Written problem - Below are records; state how many of their lines hold the word "Score", and give only the figure.
_____
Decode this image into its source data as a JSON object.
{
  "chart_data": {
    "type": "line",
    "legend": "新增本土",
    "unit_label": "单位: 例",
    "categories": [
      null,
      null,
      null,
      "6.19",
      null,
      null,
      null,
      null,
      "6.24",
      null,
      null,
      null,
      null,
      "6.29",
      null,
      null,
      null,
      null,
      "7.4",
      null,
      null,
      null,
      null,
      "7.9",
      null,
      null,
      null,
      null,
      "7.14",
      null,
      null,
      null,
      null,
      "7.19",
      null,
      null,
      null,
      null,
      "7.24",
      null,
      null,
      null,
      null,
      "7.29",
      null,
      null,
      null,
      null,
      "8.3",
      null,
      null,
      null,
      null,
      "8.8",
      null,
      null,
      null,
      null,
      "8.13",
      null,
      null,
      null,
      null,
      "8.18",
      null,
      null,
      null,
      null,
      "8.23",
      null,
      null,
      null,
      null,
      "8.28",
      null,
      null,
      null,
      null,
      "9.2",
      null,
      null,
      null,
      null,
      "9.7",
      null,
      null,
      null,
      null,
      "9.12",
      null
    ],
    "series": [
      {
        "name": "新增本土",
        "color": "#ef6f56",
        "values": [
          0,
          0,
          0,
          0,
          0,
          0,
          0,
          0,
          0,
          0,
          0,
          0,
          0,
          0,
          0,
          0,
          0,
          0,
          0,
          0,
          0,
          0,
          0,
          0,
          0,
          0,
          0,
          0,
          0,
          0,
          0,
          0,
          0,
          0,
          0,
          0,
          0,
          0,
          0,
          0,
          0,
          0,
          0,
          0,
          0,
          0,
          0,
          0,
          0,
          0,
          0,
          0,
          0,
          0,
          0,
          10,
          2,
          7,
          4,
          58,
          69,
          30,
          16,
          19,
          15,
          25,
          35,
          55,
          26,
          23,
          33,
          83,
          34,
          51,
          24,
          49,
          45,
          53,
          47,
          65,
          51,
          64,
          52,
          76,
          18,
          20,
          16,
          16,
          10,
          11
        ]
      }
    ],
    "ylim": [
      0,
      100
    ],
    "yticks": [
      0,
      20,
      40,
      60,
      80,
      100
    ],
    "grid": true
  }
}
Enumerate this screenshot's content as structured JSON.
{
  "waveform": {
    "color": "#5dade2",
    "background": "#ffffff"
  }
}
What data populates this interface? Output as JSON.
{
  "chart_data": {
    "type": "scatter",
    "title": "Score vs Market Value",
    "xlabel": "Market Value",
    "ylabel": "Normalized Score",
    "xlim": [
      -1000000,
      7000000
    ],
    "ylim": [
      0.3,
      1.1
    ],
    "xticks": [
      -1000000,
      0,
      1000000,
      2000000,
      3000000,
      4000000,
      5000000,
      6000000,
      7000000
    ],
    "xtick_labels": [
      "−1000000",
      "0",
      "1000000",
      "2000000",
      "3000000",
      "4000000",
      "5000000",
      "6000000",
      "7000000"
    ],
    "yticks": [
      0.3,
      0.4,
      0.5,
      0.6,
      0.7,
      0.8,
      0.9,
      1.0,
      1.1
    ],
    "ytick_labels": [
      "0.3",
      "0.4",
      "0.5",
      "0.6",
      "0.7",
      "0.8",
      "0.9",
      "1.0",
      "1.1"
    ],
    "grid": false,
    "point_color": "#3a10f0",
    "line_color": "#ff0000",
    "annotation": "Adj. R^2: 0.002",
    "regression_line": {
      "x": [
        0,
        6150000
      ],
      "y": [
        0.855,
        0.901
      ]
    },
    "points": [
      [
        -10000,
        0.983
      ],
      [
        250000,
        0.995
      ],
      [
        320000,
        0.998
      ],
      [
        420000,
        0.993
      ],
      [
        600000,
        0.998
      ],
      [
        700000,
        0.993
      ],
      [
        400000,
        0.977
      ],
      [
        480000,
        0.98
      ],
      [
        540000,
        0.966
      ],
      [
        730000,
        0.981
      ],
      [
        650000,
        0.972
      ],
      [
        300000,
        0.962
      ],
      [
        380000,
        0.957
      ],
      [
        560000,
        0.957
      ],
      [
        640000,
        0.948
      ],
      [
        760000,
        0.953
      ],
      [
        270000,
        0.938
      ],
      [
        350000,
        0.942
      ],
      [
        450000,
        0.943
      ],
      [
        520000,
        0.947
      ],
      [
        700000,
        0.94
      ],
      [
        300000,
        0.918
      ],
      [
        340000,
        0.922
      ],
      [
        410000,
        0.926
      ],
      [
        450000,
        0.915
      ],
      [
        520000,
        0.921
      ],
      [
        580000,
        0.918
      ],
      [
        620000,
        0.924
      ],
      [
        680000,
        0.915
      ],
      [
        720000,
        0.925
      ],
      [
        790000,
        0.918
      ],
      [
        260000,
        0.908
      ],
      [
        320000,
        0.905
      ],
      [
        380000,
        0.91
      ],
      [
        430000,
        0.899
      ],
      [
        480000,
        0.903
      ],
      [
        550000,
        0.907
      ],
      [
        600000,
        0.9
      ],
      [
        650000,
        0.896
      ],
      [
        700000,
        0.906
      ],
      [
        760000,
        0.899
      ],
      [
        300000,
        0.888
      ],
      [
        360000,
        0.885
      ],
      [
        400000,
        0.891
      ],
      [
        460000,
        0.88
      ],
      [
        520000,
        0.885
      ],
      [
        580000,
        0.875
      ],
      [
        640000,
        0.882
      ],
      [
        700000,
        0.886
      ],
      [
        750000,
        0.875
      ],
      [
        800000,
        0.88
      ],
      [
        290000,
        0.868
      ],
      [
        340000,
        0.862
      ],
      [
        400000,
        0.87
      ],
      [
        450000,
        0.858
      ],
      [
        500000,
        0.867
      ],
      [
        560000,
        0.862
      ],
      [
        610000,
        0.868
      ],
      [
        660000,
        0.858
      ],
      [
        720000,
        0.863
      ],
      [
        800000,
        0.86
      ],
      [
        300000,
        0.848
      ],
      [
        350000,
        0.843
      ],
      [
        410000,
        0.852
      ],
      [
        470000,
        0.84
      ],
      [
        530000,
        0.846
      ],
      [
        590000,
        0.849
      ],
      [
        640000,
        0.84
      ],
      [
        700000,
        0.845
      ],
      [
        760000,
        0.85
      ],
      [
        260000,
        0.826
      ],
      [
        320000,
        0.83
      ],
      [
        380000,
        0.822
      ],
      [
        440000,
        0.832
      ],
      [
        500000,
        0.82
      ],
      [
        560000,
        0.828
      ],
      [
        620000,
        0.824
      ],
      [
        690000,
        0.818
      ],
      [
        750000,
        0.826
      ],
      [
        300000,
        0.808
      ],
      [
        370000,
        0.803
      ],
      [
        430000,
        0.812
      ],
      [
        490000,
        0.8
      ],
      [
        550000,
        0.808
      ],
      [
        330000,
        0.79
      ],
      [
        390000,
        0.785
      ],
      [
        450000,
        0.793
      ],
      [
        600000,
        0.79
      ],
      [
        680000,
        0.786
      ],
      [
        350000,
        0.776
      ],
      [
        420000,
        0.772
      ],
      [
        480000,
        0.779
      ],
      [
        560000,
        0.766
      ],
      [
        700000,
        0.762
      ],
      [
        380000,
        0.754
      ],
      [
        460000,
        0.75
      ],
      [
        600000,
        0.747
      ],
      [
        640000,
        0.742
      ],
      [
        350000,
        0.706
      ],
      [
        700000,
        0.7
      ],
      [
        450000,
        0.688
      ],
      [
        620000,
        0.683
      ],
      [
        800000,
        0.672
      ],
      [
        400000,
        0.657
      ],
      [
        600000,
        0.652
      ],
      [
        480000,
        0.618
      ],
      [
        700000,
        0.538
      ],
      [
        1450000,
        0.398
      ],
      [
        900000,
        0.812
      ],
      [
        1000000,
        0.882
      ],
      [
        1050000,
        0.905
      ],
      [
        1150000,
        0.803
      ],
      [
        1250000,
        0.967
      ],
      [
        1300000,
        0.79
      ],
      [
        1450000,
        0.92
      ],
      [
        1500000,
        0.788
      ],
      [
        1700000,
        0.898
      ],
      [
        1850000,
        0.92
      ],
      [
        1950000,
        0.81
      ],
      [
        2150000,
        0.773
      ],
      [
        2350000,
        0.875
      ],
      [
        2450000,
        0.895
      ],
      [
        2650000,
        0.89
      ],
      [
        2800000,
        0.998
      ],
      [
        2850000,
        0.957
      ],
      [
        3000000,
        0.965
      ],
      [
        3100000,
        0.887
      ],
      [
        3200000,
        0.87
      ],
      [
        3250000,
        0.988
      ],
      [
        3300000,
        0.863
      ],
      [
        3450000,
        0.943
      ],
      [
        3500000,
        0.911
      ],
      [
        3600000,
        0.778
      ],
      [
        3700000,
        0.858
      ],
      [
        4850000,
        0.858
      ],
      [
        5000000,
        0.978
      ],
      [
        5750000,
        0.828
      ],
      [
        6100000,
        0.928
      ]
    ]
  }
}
_____
Reply - 2